== Aim ==
From the entries below, pull out each line where "measurement" appears.

(Dataset listings of figures)
▼
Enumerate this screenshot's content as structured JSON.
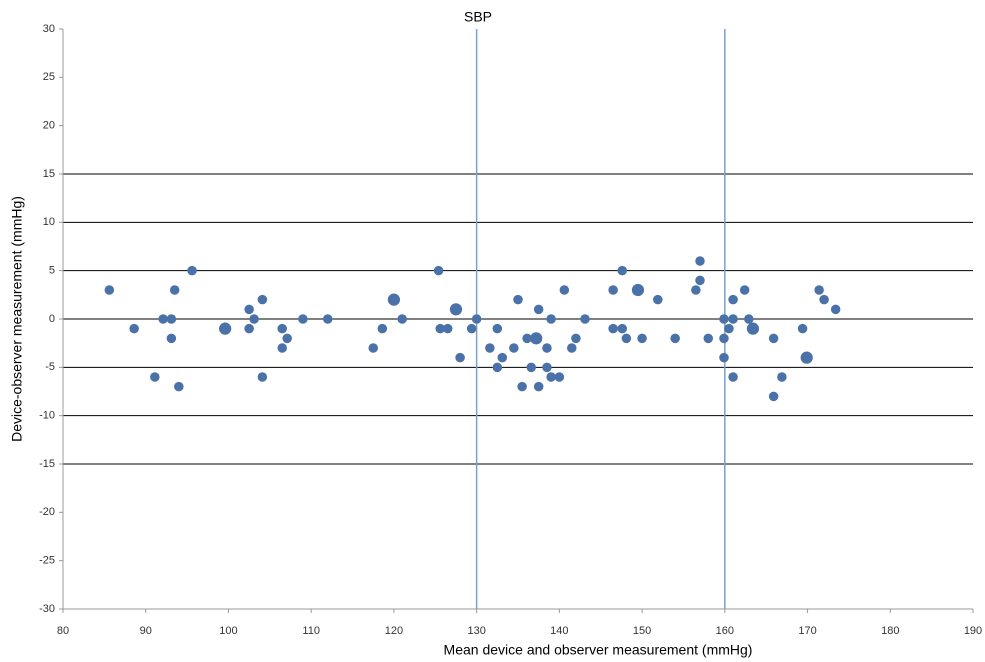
{
  "chart_data": {
    "type": "bubble",
    "title": "SBP",
    "x_label": "Mean device and observer measurement (mmHg)",
    "y_label": "Device-observer measurement (mmHg)",
    "xlim": [
      80,
      190
    ],
    "xticks": [
      80,
      90,
      100,
      110,
      120,
      130,
      140,
      150,
      160,
      170,
      180,
      190
    ],
    "ylim": [
      -30,
      30
    ],
    "yticks": [
      -30,
      -25,
      -20,
      -15,
      -10,
      -5,
      0,
      5,
      10,
      15,
      20,
      25,
      30
    ],
    "grid_lines_y": [
      -15,
      -10,
      -5,
      0,
      5,
      10,
      15
    ],
    "grid_color": "#000000",
    "reference_lines_x": [
      130,
      160
    ],
    "reference_color": "#7aa0c8",
    "series": [
      {
        "color": "#4a72a8",
        "x": [
          85.6,
          88.6,
          91.1,
          92.1,
          93.1,
          93.1,
          93.5,
          94.0,
          95.6,
          99.6,
          102.5,
          102.5,
          103.1,
          104.1,
          104.1,
          106.5,
          106.5,
          107.1,
          109.0,
          112.0,
          117.5,
          118.6,
          120.0,
          121.0,
          125.4,
          125.6,
          126.5,
          127.5,
          128.0,
          129.4,
          130.0,
          131.6,
          132.5,
          132.5,
          133.1,
          134.5,
          135.0,
          135.5,
          136.1,
          136.6,
          137.2,
          137.5,
          137.5,
          138.5,
          138.5,
          139.0,
          139.0,
          140.0,
          140.6,
          141.5,
          142.0,
          143.1,
          146.5,
          146.5,
          147.6,
          147.6,
          148.1,
          149.5,
          150.0,
          151.9,
          154.0,
          156.5,
          157.0,
          157.0,
          158.0,
          159.9,
          159.9,
          159.9,
          160.5,
          161.0,
          161.0,
          161.0,
          162.4,
          162.9,
          163.4,
          165.9,
          165.9,
          166.9,
          169.4,
          169.9,
          171.4,
          172.0,
          173.4
        ],
        "y": [
          3,
          -1,
          -6,
          0,
          0,
          -2,
          3,
          -7,
          5,
          -1,
          1,
          -1,
          0,
          2,
          -6,
          -1,
          -3,
          -2,
          0,
          0,
          -3,
          -1,
          2,
          0,
          5,
          -1,
          -1,
          1,
          -4,
          -1,
          0,
          -3,
          -1,
          -5,
          -4,
          -3,
          2,
          -7,
          -2,
          -5,
          -2,
          1,
          -7,
          -3,
          -5,
          0,
          -6,
          -6,
          3,
          -3,
          -2,
          0,
          3,
          -1,
          5,
          -1,
          -2,
          3,
          -2,
          2,
          -2,
          3,
          6,
          4,
          -2,
          0,
          -2,
          -4,
          -1,
          2,
          0,
          -6,
          3,
          0,
          -1,
          -2,
          -8,
          -6,
          -1,
          -4,
          3,
          2,
          1
        ],
        "sizes": [
          1,
          1,
          1,
          1,
          1,
          1,
          1,
          1,
          1,
          2,
          1,
          1,
          1,
          1,
          1,
          1,
          1,
          1,
          1,
          1,
          1,
          1,
          2,
          1,
          1,
          1,
          1,
          2,
          1,
          1,
          1,
          1,
          1,
          1,
          1,
          1,
          1,
          1,
          1,
          1,
          2,
          1,
          1,
          1,
          1,
          1,
          1,
          1,
          1,
          1,
          1,
          1,
          1,
          1,
          1,
          1,
          1,
          2,
          1,
          1,
          1,
          1,
          1,
          1,
          1,
          1,
          1,
          1,
          1,
          1,
          1,
          1,
          1,
          1,
          2,
          1,
          1,
          1,
          1,
          2,
          1,
          1,
          1
        ]
      }
    ]
  }
}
▲
== Reply to the exercise ==
    "x_label": "Mean device and observer measurement (mmHg)",
    "y_label": "Device-observer measurement (mmHg)",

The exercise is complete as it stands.